▶ _WHAT YOU SHOULD DO_
Pull out each line of the records holding the string "CTEVT".

(Dataset entries)
-- Begin --
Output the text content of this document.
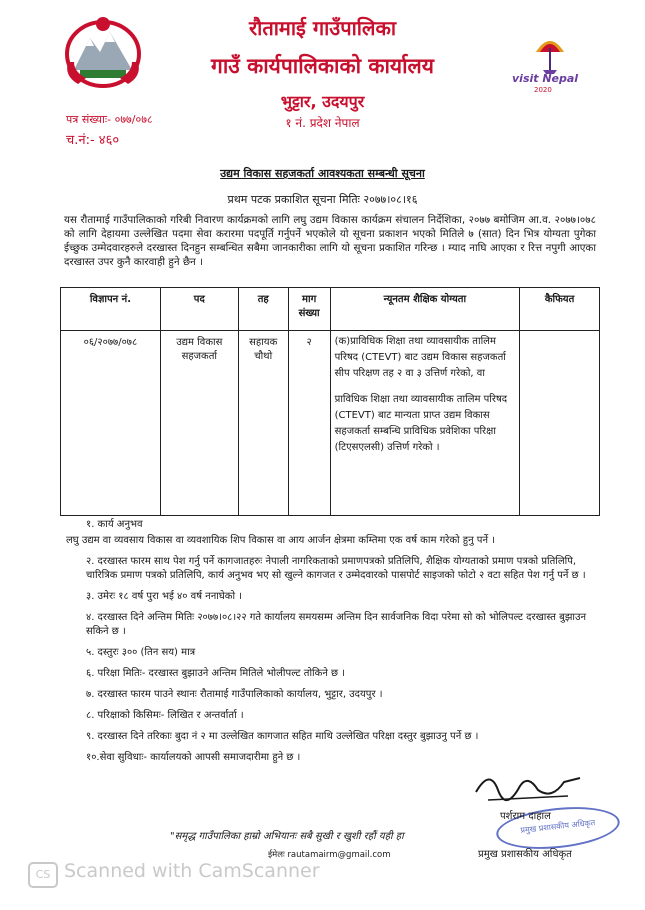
visit Nepal
2020
रौतामाई गाउँपालिका
गाउँ कार्यपालिकाको कार्यालय
भुट्टार, उदयपुर
१ नं. प्रदेश नेपाल
पत्र संख्याः- ०७७/०७८
च.नं:- ४६०
उद्यम विकास सहजकर्ता आवश्यकता सम्बन्धी सूचना
प्रथम पटक प्रकाशित सूचना मितिः २०७७।०८।१६
यस रौतामाई गाउँपालिकाको गरिबी निवारण कार्यक्रमको लागि लघु उद्यम विकास कार्यक्रम संचालन निर्देशिका, २०७७ बमोजिम आ.व. २०७७।०७८ को लागि देहायमा उल्लेखित पदमा सेवा करारमा पदपूर्ति गर्नुपर्ने भएकोले यो सूचना प्रकाशन भएको मितिले ७ (सात) दिन भित्र योग्यता पुगेका ईच्छुक उम्मेदवारहरुले दरखास्त दिनहुन सम्बन्धित सबैमा जानकारीका लागि यो सूचना प्रकाशित गरिन्छ । म्याद नाघि आएका र रित्त नपुगी आएका दरखास्त उपर कुनै कारवाही हुने छैन ।
विज्ञापन नं.	पद	तह	माग संख्या	न्यूनतम शैक्षिक योग्यता	कैफियत
०६/२०७७/०७८	उद्यम विकास सहजकर्ता	सहायक चौथो	२	(क)प्राविधिक शिक्षा तथा व्यावसायीक तालिम परिषद (CTEVT) बाट उद्यम विकास सहजकर्ता सीप परिक्षण तह २ वा ३ उत्तिर्ण गरेको, वा

प्राविधिक शिक्षा तथा व्यावसायीक तालिम परिषद (CTEVT) बाट मान्यता प्राप्त उद्यम विकास सहजकर्ता सम्बन्धि प्राविधिक प्रवेशिका परिक्षा (टिएसएलसी) उत्तिर्ण गरेको ।	

१. कार्य अनुभव
लघु उद्यम वा व्यवसाय विकास वा व्यवशायिक शिप विकास वा आय आर्जन क्षेत्रमा कम्तिमा एक वर्ष काम गरेको हुनु पर्ने ।
२. दरखास्त फारम साथ पेश गर्नु पर्ने कागजातहरुः नेपाली नागरिकताको प्रमाणपत्रको प्रतिलिपि, शैक्षिक योग्यताको प्रमाण पत्रको प्रतिलिपि, चारित्रिक प्रमाण पत्रको प्रतिलिपि, कार्य अनुभव भए सो खुल्ने कागजत र उम्मेदवारको पासपोर्ट साइजको फोटो २ वटा सहित पेश गर्नु पर्ने छ ।
३. उमेरः १८ वर्ष पुरा भई ४० वर्ष ननाघेको ।
४. दरखास्त दिने अन्तिम मितिः २०७७।०८।२२ गते कार्यालय समयसम्म अन्तिम दिन सार्वजनिक विदा परेमा सो को भोलिपल्ट दरखास्त बुझाउन सकिने छ ।
५. दस्तुरः ३०० (तिन सय) मात्र
६. परिक्षा मितिः- दरखास्त बुझाउने अन्तिम मितिले भोलीपल्ट तोकिने छ ।
७. दरखास्त फारम पाउने स्थानः रौतामाई गाउँपालिकाको कार्यालय, भुट्टार, उदयपुर ।
८. परिक्षाको किसिमः- लिखित र अन्तर्वार्ता ।
९. दरखास्त दिने तरिकाः बुदा नं २ मा उल्लेखित कागजात सहित माथि उल्लेखित परिक्षा दस्तुर बुझाउनु पर्ने छ ।
१०.सेवा सुविधाः- कार्यालयको आपसी समाजदारीमा हुने छ ।
प्रमुख प्रशासकीय अधिकृत
पर्शराम दाहाल
प्रमुख प्रशासकीय अधिकृत
"समृद्ध गाउँपालिका हाम्रो अभियानः सबै सुखी र खुशी रहौं यही हा
ईमेलः rautamairm@gmail.com
CS Scanned with CamScanner
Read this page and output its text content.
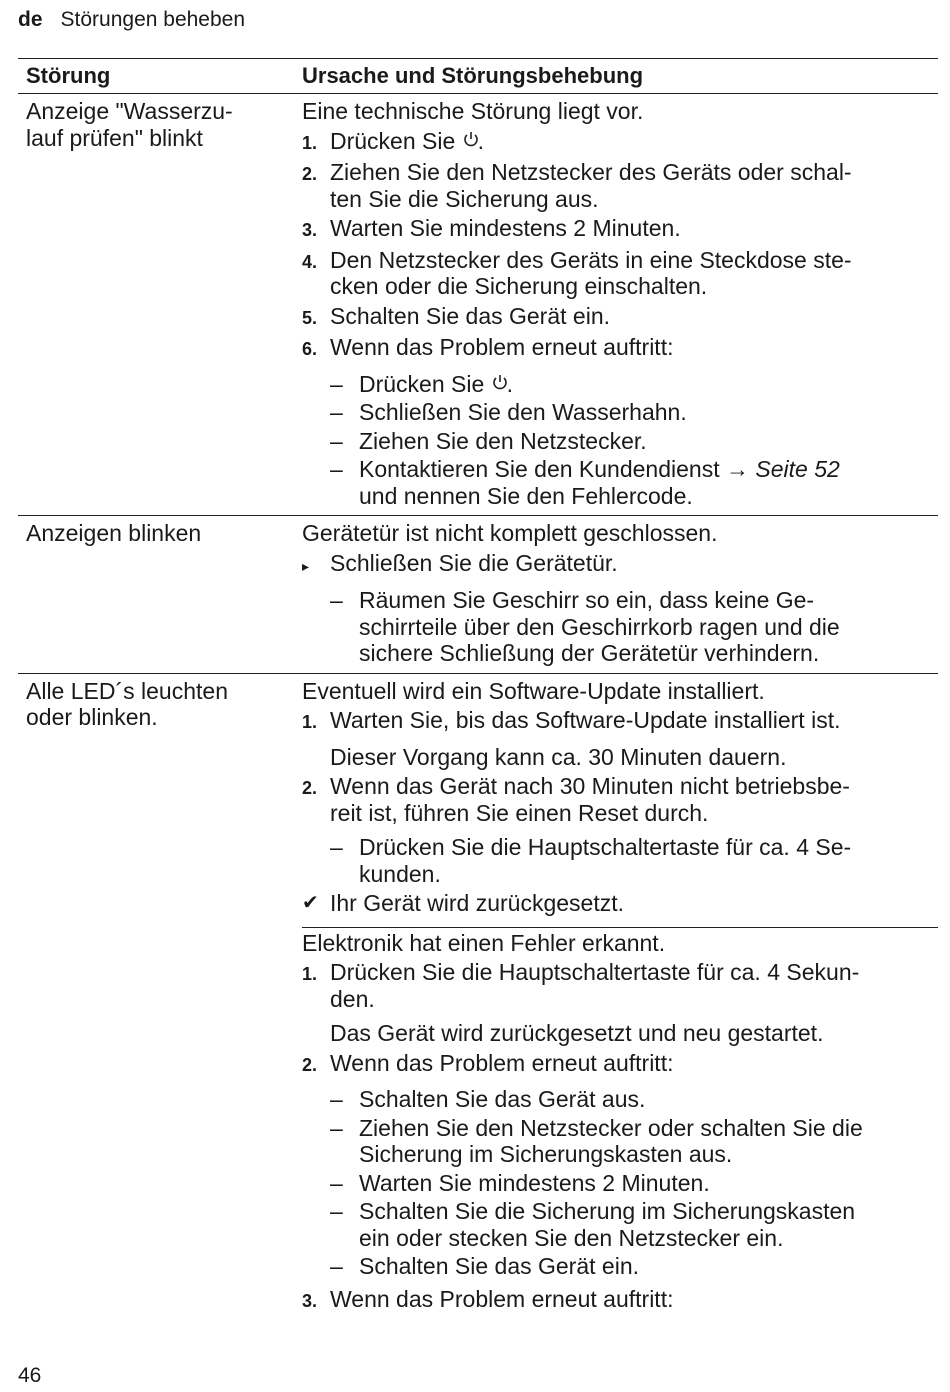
de Störungen beheben
Störung	Ursache und Störungsbehebung
Anzeige "Wasserzu-
lauf prüfen" blinkt

Eine technische Störung liegt vor.

1. Drücken Sie .
2. Ziehen Sie den Netzstecker des Geräts oder schal-
ten Sie die Sicherung aus.
3. Warten Sie mindestens 2 Minuten.
4. Den Netzstecker des Geräts in eine Steckdose ste-
cken oder die Sicherung einschalten.
5. Schalten Sie das Gerät ein.
6. Wenn das Problem erneut auftritt:
– Drücken Sie .
– Schließen Sie den Wasserhahn.
– Ziehen Sie den Netzstecker.
– Kontaktieren Sie den Kundendienst → Seite 52
und nennen Sie den Fehlercode.
Anzeigen blinken	Gerätetür ist nicht komplett geschlossen.

▸ Schließen Sie die Gerätetür.
– Räumen Sie Geschirr so ein, dass keine Ge-
schirrteile über den Geschirrkorb ragen und die
sichere Schließung der Gerätetür verhindern.
Alle LED´s leuchten
oder blinken.

Eventuell wird ein Software-Update installiert.

1. Warten Sie, bis das Software-Update installiert ist.
Dieser Vorgang kann ca. 30 Minuten dauern.
2. Wenn das Gerät nach 30 Minuten nicht betriebsbe-
reit ist, führen Sie einen Reset durch.
– Drücken Sie die Hauptschaltertaste für ca. 4 Se-
kunden.
✔ Ihr Gerät wird zurückgesetzt.

Elektronik hat einen Fehler erkannt.

1. Drücken Sie die Hauptschaltertaste für ca. 4 Sekun-
den.
Das Gerät wird zurückgesetzt und neu gestartet.
2. Wenn das Problem erneut auftritt:
– Schalten Sie das Gerät aus.
– Ziehen Sie den Netzstecker oder schalten Sie die
Sicherung im Sicherungskasten aus.
– Warten Sie mindestens 2 Minuten.
– Schalten Sie die Sicherung im Sicherungskasten
ein oder stecken Sie den Netzstecker ein.
– Schalten Sie das Gerät ein.
3. Wenn das Problem erneut auftritt:
46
-- End --
▶ _EXERCISE SOLUTION_
०६/२०७७/०७८	उद्यम विकास सहजकर्ता	सहायक चौथो	२	(क)प्राविधिक शिक्षा तथा व्यावसायीक तालिम परिषद (CTEVT) बाट उद्यम विकास सहजकर्ता सीप परिक्षण तह २ वा ३ उत्तिर्ण गरेको, वा
प्राविधिक शिक्षा तथा व्यावसायीक तालिम परिषद (CTEVT) बाट मान्यता प्राप्त उद्यम विकास सहजकर्ता सम्बन्धि प्राविधिक प्रवेशिका परिक्षा (टिएसएलसी) उत्तिर्ण गरेको ।	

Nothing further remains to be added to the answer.